| 提示文 |
▶
研究課題/領域番号 |
26410184
|
研究機関 | 大阪府立大学 |
研究代表者 |
円谷 健 大阪府立大学, 理学(系)研究科(研究院), 准教授 (00372855)
|
研究分担者 |
藤井 郁雄 大阪府立大学, 理学(系)研究科(研究院), 教授 (70189984)
|
研究期間 (年度) |
2014-04-01 – 2017-03-31
|
キーワード | 抗体酵素 / 遷移状態アナログ / 抗原 / モノクローナル抗体 / ハイブリドーマ / X線結晶構造解析 |
研究実績の概要 |
化学反応の遷移状態を模倣した遷移状態アナログをハプテンとして免疫すると,天然酵素と同様の性質を示す抗体酵素が得られる.本研究では,抗原結合部位に人工コファクター結合部位を導入することにより,抗体酵素の新しい機能を創出する.これまでに,様々な抗体酵素が作成されてきたが,その触媒活性は,天然酵素と比べてかなり低いのが現状である.そこで,これまでの抗体酵素の問題点を明らかにし,その解決策として従来とは異なる抗体酵素の作製法(ホロ酵素型抗体酵素法)を開発する.これらの研究は,学術的には酵素の機能発現原理の解明に貢献し,工学的には実用的なテーラーメイド人工酵素の開発につながる. 本年度は,昨年度までに獲得した抗体酵素の触媒機構の詳細について検討すると同時に,抗体酵素の立体構造の解明について,検討した. (1) 抗体酵素の反応速度パラメータの決定:アルドール反応について触媒活性の観測された抗体酵素を用いて反応速度と基質濃度の関係を調べ,Michaeils-Mentenの式より反応速度パラメータ(kcatおよびKm)を決定した. (2)抗体酵素の遺伝子クローニング:抗体酵素をコードする遺伝子をマウス抗体遺伝子クローニング用プライマーを用いて増幅させ,抗体発現用ベクターへ組み込みクローニングを行った.得られたベクターを大腸菌に導入し,ELISA法により抗体の発現を確認後,DNAシークエンスにより抗体のアミノ酸配列を推定した. (3) 抗体酵素のX線結晶解析:抗体を大量培養した後,パパインで消化し,抗体Fab断片を調製した.イオン交換クロマトグラフィーにより同一の等電点を持つ画分を回収し,リン酸ジエステル型ハプテンと混合し,共結晶を作成した.その結果,良好な結晶が得られた.
◀
| 提供資料 |
▶
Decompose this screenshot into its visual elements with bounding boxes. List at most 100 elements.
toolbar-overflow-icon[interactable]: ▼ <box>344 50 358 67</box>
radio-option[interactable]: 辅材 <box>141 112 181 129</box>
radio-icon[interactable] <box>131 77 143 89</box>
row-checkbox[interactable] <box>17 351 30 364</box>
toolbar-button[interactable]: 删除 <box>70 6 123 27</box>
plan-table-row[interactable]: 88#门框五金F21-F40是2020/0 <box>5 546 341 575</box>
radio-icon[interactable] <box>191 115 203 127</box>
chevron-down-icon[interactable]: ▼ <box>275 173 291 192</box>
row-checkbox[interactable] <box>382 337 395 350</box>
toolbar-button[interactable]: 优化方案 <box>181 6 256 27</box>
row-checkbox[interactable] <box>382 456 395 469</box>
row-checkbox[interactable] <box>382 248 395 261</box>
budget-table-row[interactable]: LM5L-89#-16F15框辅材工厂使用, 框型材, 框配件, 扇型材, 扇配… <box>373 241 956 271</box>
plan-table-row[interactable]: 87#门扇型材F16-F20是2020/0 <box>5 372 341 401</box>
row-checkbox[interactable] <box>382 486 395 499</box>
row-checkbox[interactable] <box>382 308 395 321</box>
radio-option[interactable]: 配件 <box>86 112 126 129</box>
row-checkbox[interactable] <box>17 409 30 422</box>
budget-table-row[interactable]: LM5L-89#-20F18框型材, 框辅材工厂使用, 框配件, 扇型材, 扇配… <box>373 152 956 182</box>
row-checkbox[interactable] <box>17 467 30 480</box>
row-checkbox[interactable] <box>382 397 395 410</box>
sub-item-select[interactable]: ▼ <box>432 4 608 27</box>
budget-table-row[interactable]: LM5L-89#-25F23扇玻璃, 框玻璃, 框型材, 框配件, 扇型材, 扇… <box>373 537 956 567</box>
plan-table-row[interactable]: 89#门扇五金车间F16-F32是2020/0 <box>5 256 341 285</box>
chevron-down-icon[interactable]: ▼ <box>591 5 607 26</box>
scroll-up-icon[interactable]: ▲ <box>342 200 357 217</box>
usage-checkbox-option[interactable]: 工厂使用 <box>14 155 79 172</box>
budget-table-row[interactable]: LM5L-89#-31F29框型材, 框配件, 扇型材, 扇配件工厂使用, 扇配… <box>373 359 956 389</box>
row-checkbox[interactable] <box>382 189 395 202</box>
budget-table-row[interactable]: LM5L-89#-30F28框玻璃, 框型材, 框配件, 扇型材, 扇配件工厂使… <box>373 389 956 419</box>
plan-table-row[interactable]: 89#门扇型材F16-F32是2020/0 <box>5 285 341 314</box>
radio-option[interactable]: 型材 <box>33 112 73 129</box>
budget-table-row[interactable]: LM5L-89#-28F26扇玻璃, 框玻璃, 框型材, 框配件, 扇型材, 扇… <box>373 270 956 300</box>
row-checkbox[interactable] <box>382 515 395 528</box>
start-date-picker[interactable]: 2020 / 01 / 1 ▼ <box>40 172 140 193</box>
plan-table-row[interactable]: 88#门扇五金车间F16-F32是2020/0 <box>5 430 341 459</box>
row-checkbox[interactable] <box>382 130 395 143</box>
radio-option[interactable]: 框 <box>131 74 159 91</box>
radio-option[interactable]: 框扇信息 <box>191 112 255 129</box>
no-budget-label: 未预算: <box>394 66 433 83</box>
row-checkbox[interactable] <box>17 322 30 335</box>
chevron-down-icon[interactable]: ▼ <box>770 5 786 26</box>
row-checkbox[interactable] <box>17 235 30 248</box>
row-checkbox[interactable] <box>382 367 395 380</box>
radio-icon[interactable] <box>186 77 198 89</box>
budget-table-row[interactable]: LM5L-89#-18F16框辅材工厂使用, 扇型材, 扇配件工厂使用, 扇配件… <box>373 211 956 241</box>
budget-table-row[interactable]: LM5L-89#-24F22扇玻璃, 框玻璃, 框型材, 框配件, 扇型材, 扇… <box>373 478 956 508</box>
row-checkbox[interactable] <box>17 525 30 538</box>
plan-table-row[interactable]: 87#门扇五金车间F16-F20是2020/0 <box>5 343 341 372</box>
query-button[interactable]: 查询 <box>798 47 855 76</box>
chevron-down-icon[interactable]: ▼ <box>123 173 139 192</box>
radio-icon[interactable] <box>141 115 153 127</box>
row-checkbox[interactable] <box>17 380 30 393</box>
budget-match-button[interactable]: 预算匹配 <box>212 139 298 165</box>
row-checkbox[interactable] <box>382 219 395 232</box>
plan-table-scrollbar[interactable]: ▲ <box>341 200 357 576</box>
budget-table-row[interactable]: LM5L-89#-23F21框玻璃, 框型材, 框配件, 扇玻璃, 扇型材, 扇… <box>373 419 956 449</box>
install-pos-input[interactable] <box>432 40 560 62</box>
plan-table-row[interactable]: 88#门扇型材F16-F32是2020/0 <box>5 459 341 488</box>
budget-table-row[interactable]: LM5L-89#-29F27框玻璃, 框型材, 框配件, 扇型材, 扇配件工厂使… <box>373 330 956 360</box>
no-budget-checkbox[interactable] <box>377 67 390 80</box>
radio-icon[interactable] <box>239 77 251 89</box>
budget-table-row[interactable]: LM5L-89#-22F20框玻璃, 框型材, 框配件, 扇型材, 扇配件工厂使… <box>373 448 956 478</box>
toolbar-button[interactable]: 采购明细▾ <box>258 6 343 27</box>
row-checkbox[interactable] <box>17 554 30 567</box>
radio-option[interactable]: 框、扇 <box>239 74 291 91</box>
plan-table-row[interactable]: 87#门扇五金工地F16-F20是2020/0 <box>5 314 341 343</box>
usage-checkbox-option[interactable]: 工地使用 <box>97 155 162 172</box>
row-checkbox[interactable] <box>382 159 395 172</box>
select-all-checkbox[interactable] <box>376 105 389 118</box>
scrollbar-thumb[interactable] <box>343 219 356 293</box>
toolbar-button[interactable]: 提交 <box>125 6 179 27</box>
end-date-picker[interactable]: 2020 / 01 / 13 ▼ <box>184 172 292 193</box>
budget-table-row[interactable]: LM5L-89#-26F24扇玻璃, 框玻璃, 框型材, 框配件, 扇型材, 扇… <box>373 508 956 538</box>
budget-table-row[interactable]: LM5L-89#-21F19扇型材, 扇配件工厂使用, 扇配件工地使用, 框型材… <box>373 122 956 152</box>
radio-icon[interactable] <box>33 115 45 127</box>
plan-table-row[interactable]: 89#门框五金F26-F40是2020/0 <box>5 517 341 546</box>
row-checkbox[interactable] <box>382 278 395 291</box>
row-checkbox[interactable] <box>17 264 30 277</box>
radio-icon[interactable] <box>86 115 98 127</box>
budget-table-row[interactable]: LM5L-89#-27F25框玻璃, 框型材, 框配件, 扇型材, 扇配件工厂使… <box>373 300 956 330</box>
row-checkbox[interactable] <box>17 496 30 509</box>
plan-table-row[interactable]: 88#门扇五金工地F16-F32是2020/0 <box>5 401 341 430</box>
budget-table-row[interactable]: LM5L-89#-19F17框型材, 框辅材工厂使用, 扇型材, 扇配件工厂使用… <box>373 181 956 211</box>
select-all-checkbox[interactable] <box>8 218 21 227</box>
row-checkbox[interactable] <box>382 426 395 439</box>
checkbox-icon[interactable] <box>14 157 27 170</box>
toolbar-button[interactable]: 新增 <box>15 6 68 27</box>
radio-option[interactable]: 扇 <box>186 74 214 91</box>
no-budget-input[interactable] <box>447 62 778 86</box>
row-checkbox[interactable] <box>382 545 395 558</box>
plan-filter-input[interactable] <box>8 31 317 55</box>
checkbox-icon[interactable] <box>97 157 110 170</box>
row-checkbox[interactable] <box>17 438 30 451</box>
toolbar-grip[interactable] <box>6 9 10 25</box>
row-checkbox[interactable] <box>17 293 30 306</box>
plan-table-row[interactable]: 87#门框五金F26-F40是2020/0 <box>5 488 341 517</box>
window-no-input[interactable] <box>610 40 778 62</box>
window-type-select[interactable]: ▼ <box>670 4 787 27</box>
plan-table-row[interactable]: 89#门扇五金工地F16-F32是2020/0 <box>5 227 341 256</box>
◀
| 実施事項 |
**A)** 抗体酵素の研究概要に挙げられているキーワードをすべて書き出してください。
**B)** 抗体酵素の研究概要の最後の文に続けて、その先を書き継いでください。

| 課題の結果 |
**A)** 抗体酵素、遷移状態アナログ、抗原、モノクローナル抗体、ハイブリドーマ、X線結晶構造解析

**B)**
|
現在までの達成度 (区分) |
現在までの達成度 (区分)
2: おおむね順調に進展している
理由
本年度は,昨年度までに見いだした,新規抗体酵素反応について,反応速度論的解析を行い詳細を検討した.また,抗体酵素のアミノ酸配列を決定し,ハプテンと抗体との共結晶の作成を検討し,X線結晶解析を行うことができる結晶を得ることに成功した.さらに,新規酸性型コファクターおよびカルボン酸型コファクターを合成した.従って,当初の計画をほぼ順調に遂行することができた.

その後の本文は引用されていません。